In the entries below, retype every line character for character, beginning with the line that contains "member-row: 2、 ，身份证号" and going down through the line that contains "member-row-end: ； <box>478 151 490 166</box>", with both of those lines included.

────

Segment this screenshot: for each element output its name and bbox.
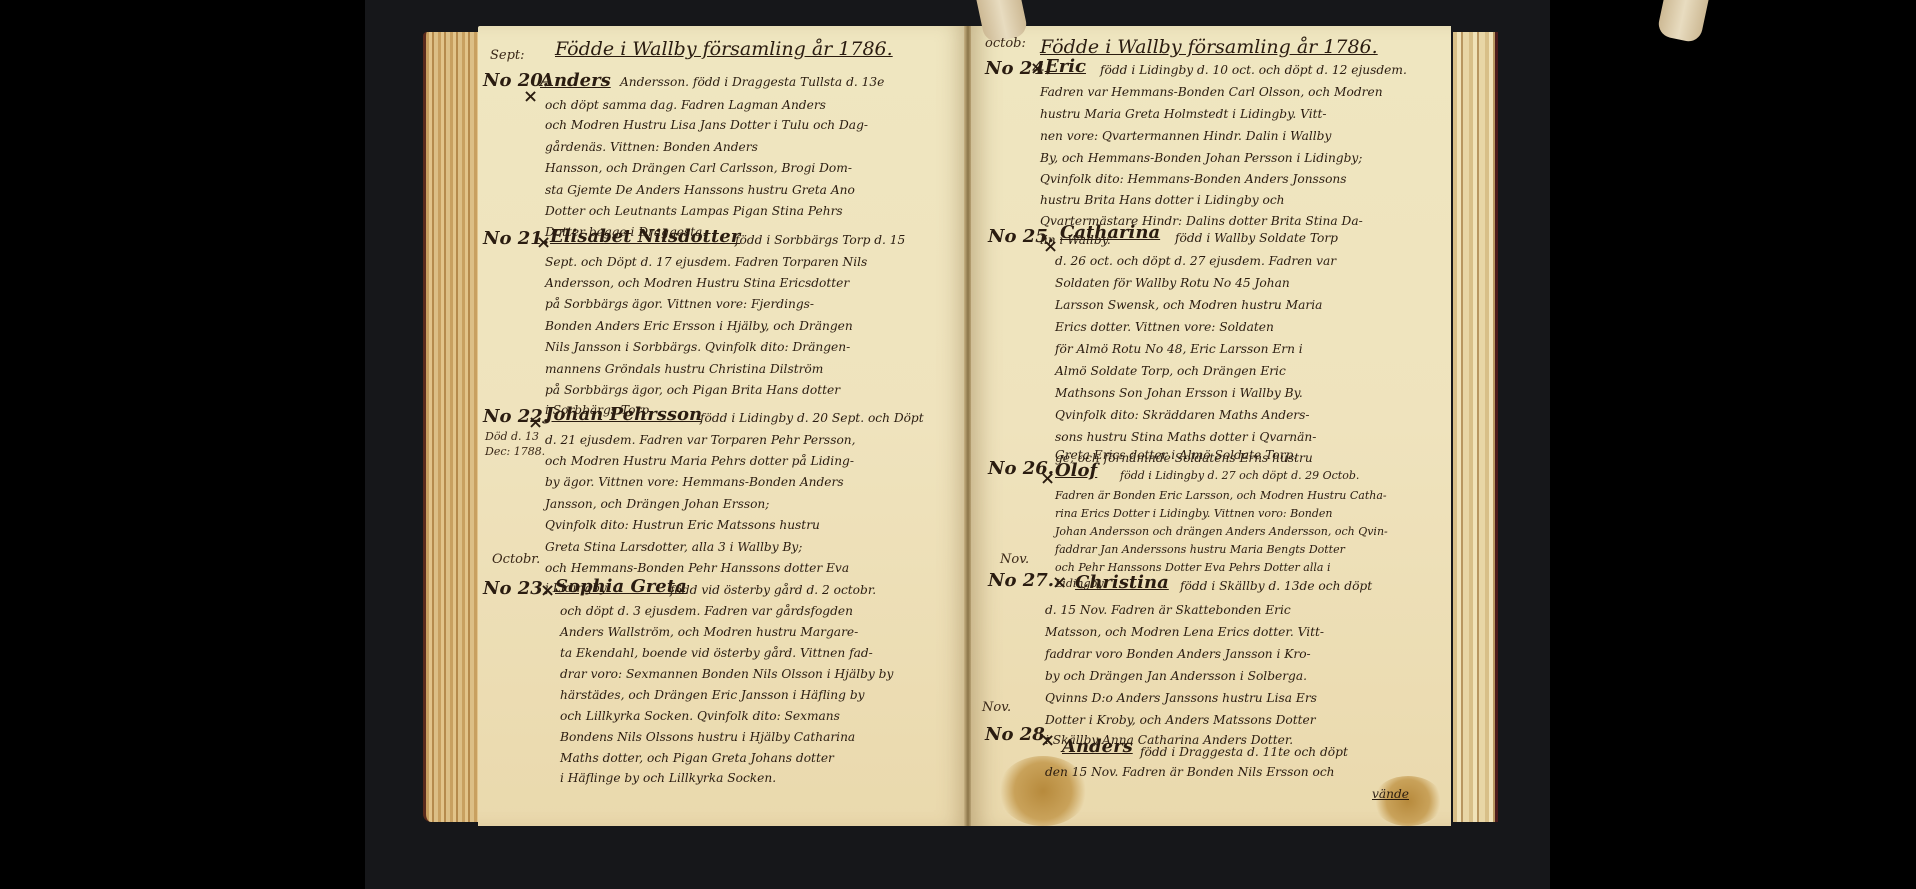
entry-text: By, och Hemmans-Bonden Johan Persson i L… [1040,148,1362,169]
entry-text: och döpt samma dag. Fadren Lagman Anders [545,95,826,116]
entry-text: ta Ekendahl, boende vid österby gård. Vi… [560,643,873,664]
entry-text: Nils Jansson i Sorbbärgs. Qvinfolk dito:… [545,337,850,358]
month-margin: octob: [985,36,1026,51]
entry-text: Larsson Swensk, och Modren hustru Maria [1055,295,1322,316]
entry-text: Andersson, och Modren Hustru Stina Erics… [545,273,849,294]
entry-text: Mathsons Son Johan Ersson i Wallby By. [1055,383,1303,404]
entry-text: d. 15 Nov. Fadren är Skattebonden Eric [1045,600,1291,621]
page-header: Födde i Wallby församling år 1786. [1040,36,1378,58]
entry-text: Sept. och Döpt d. 17 ejusdem. Fadren Tor… [545,252,867,273]
entry-text: född i Draggesta d. 11te och döpt [1140,742,1348,763]
entry-text: by och Drängen Jan Andersson i Solberga. [1045,666,1307,687]
entry-text: född i Wallby Soldate Torp [1175,228,1338,249]
bookmark-tab-right [1656,0,1714,44]
entry-text: Qvinns D:o Anders Janssons hustru Lisa E… [1045,688,1317,709]
entry-text: Almö Soldate Torp, och Drängen Eric [1055,361,1286,382]
entry-text: Andersson. född i Draggesta Tullsta d. 1… [620,72,884,93]
entry-text: Dotter och Leutnants Lampas Pigan Stina … [545,201,843,222]
child-name: Catharina [1060,222,1160,243]
page-header: Födde i Wallby församling år 1786. [555,38,893,60]
entry-text: född i Lidingby d. 10 oct. och döpt d. 1… [1100,60,1407,81]
book-edge-right [1453,32,1498,822]
entry-text: d. 21 ejusdem. Fadren var Torparen Pehr … [545,430,856,451]
entry-text: härstädes, och Drängen Eric Jansson i Hä… [560,685,865,706]
entry-number: No 27. [988,570,1054,591]
entry-text: född i Sorbbärgs Torp d. 15 [735,230,905,251]
child-name: Anders [540,70,611,91]
entry-text: Maths dotter, och Pigan Greta Johans dot… [560,748,834,769]
catchword: vände [1372,784,1409,805]
cross-mark: × [523,86,538,107]
entry-text: Qvinfolk dito: Hemmans-Bonden Anders Jon… [1040,169,1347,190]
entry-text: Matsson, och Modren Lena Erics dotter. V… [1045,622,1324,643]
entry-text: född i Lidingby d. 27 och döpt d. 29 Oct… [1120,466,1359,487]
entry-text: på Sorbbärgs ägor. Vittnen vore: Fjerdin… [545,294,814,315]
entry-text: by ägor. Vittnen vore: Hemmans-Bonden An… [545,472,844,493]
cross-mark: × [1040,730,1055,751]
entry-text: i Häflinge by och Lillkyrka Socken. [560,768,776,789]
entry-text: hustru Brita Hans dotter i Lidingby och [1040,190,1285,211]
entry-text: mannens Gröndals hustru Christina Dilstr… [545,359,823,380]
entry-text: drar voro: Sexmannen Bonden Nils Olsson … [560,664,893,685]
entry-text: hustru Maria Greta Holmstedt i Lidingby.… [1040,104,1327,125]
entry-text: född i Skällby d. 13de och döpt [1180,576,1372,597]
month-margin: Nov. [982,700,1011,715]
child-name: Anders [1062,736,1133,757]
entry-text: d. 26 oct. och döpt d. 27 ejusdem. Fadre… [1055,251,1336,272]
child-name: Elisabet Nilsdotter [550,226,740,247]
cross-mark: × [1030,58,1045,79]
entry-text: den 15 Nov. Fadren är Bonden Nils Ersson… [1045,762,1335,783]
entry-text: gårdenäs. Vittnen: Bonden Anders [545,137,758,158]
child-name: Eric [1045,56,1086,77]
entry-text: Fadren var Hemmans-Bonden Carl Olsson, o… [1040,82,1383,103]
child-name: Christina [1075,572,1169,593]
entry-text: Qvinfolk dito: Skräddaren Maths Anders- [1055,405,1310,426]
entry-text: Dotter i Kroby, och Anders Matssons Dott… [1045,710,1316,731]
cross-mark: × [536,232,551,253]
child-name: Johan Pehrsson [545,404,702,425]
child-name: Olof [1055,460,1097,481]
cross-mark: × [540,580,555,601]
entry-text: född i Lidingby d. 20 Sept. och Döpt [700,408,924,429]
book-edge-left [423,32,484,822]
entry-text: Qvinfolk dito: Hustrun Eric Matssons hus… [545,515,820,536]
entry-text: Jansson, och Drängen Johan Ersson; [545,494,769,515]
month-margin: Octobr. [492,552,540,567]
entry-text: och Modren Hustru Maria Pehrs dotter på … [545,451,854,472]
month-margin: Nov. [1000,552,1029,567]
death-note: Dec: 1788. [485,445,545,458]
entry-text: för Almö Rotu No 48, Eric Larsson Ern i [1055,339,1303,360]
death-note: Död d. 13 [485,430,539,443]
entry-text: och Modren Hustru Lisa Jans Dotter i Tul… [545,115,868,136]
child-name: Sophia Greta [555,576,687,597]
entry-text: sta Gjemte De Anders Hanssons hustru Gre… [545,180,855,201]
entry-text: nen vore: Qvartermannen Hindr. Dalin i W… [1040,126,1331,147]
month-margin: Sept: [490,48,525,63]
entry-text: Bondens Nils Olssons hustru i Hjälby Cat… [560,727,855,748]
entry-text: Anders Wallström, och Modren hustru Marg… [560,622,858,643]
entry-text: Bonden Anders Eric Ersson i Hjälby, och … [545,316,853,337]
entry-text: Hansson, och Drängen Carl Carlsson, Brog… [545,158,852,179]
entry-text: Greta Stina Larsdotter, alla 3 i Wallby … [545,537,802,558]
entry-text: Erics dotter. Vittnen vore: Soldaten [1055,317,1274,338]
entry-text: och döpt d. 3 ejusdem. Fadren var gårdsf… [560,601,853,622]
cross-mark: × [1052,572,1067,593]
entry-text: på Sorbbärgs ägor, och Pigan Brita Hans … [545,380,840,401]
entry-text: och Lillkyrka Socken. Qvinfolk dito: Sex… [560,706,840,727]
entry-text: född vid österby gård d. 2 octobr. [670,580,876,601]
entry-text: Soldaten för Wallby Rotu No 45 Johan [1055,273,1290,294]
entry-text: faddrar voro Bonden Anders Jansson i Kro… [1045,644,1311,665]
cross-mark: × [1040,468,1055,489]
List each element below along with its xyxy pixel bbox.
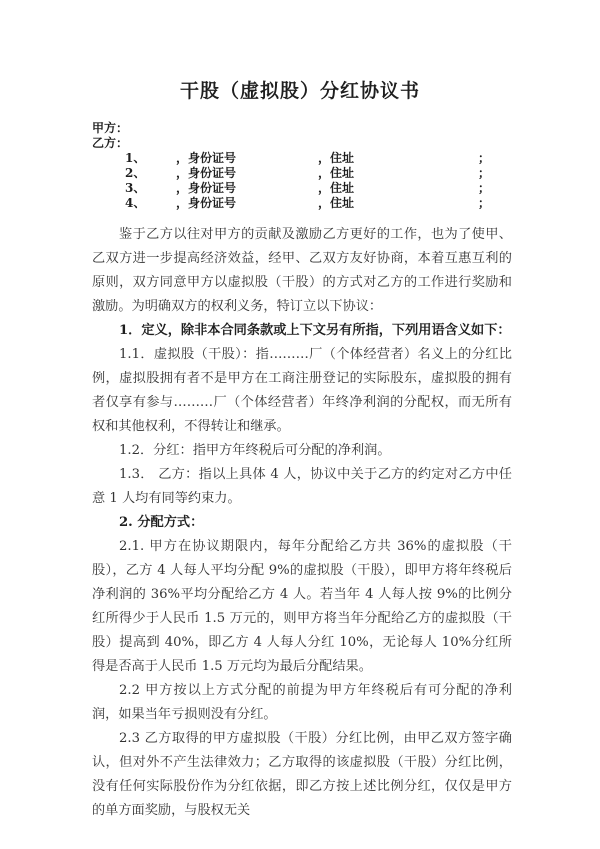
member-row: 2、 ，身份证号 ，住址 ； <box>0 166 600 181</box>
section-2-heading: 2. 分配方式： <box>92 511 512 535</box>
clause-1-3: 1.3． 乙方：指以上具体 4 人，协议中关于乙方的约定对乙方中任意 1 人均有… <box>92 463 512 511</box>
party-a-label: 甲方： <box>92 121 128 136</box>
clause-2-3: 2.3 乙方取得的甲方虚拟股（干股）分红比例，由甲乙双方签字确认，但对外不产生法… <box>92 727 512 823</box>
document-title: 干股（虚拟股）分红协议书 <box>0 76 600 103</box>
member-address-label: ，住址 <box>318 166 354 181</box>
member-id-label: ，身份证号 <box>176 181 236 196</box>
member-id-label: ，身份证号 <box>176 196 236 211</box>
document-page: 干股（虚拟股）分红协议书 甲方： 乙方： 1、 ，身份证号 ，住址 ； 2、 ，… <box>0 0 600 849</box>
party-b-label: 乙方： <box>92 136 128 151</box>
member-number: 2、 <box>125 166 145 181</box>
member-row-end: ； <box>478 181 490 196</box>
member-row-end: ； <box>478 196 490 211</box>
member-number: 3、 <box>125 181 145 196</box>
member-address-label: ，住址 <box>318 181 354 196</box>
member-row-end: ； <box>478 151 490 166</box>
clause-1-1: 1.1．虚拟股（干股）：指………厂（个体经营者）名义上的分红比例，虚拟股拥有者不… <box>92 343 512 439</box>
clause-2-2: 2.2 甲方按以上方式分配的前提为甲方年终税后有可分配的净利润，如果当年亏损则没… <box>92 679 512 727</box>
member-number: 4、 <box>125 196 145 211</box>
member-row: 1、 ，身份证号 ，住址 ； <box>0 151 600 166</box>
member-id-label: ，身份证号 <box>176 151 236 166</box>
clause-2-1: 2.1. 甲方在协议期限内，每年分配给乙方共 36%的虚拟股（干股），乙方 4 … <box>92 535 512 679</box>
agreement-body: 鉴于乙方以往对甲方的贡献及激励乙方更好的工作，也为了使甲、乙双方进一步提高经济效… <box>92 223 512 823</box>
member-address-label: ，住址 <box>318 196 354 211</box>
member-row-end: ； <box>478 166 490 181</box>
member-number: 1、 <box>125 151 145 166</box>
member-row: 4、 ，身份证号 ，住址 ； <box>0 196 600 211</box>
section-1-heading: 1．定义，除非本合同条款或上下文另有所指，下列用语含义如下： <box>92 319 512 343</box>
preamble-paragraph: 鉴于乙方以往对甲方的贡献及激励乙方更好的工作，也为了使甲、乙双方进一步提高经济效… <box>92 223 512 319</box>
member-address-label: ，住址 <box>318 151 354 166</box>
member-id-label: ，身份证号 <box>176 166 236 181</box>
clause-1-2: 1.2．分红：指甲方年终税后可分配的净利润。 <box>92 439 512 463</box>
member-row: 3、 ，身份证号 ，住址 ； <box>0 181 600 196</box>
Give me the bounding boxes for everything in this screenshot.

────

*Problem solution:*
member-row: 2、 ，身份证号 ，住址 ； <box>0 166 600 181</box>
section-2-heading: 2. 分配方式： <box>92 511 512 535</box>
clause-1-3: 1.3． 乙方：指以上具体 4 人，协议中关于乙方的约定对乙方中任意 1 人均有… <box>92 463 512 511</box>
party-a-label: 甲方： <box>92 121 128 136</box>
clause-2-3: 2.3 乙方取得的甲方虚拟股（干股）分红比例，由甲乙双方签字确认，但对外不产生法… <box>92 727 512 823</box>
document-title: 干股（虚拟股）分红协议书 <box>0 76 600 103</box>
member-address-label: ，住址 <box>318 166 354 181</box>
member-id-label: ，身份证号 <box>176 181 236 196</box>
member-id-label: ，身份证号 <box>176 196 236 211</box>
document-page: 干股（虚拟股）分红协议书 甲方： 乙方： 1、 ，身份证号 ，住址 ； 2、 ，… <box>0 0 600 849</box>
party-b-label: 乙方： <box>92 136 128 151</box>
member-number: 2、 <box>125 166 145 181</box>
member-row-end: ； <box>478 181 490 196</box>
member-row-end: ； <box>478 196 490 211</box>
member-number: 3、 <box>125 181 145 196</box>
member-address-label: ，住址 <box>318 181 354 196</box>
member-row-end: ； <box>478 151 490 166</box>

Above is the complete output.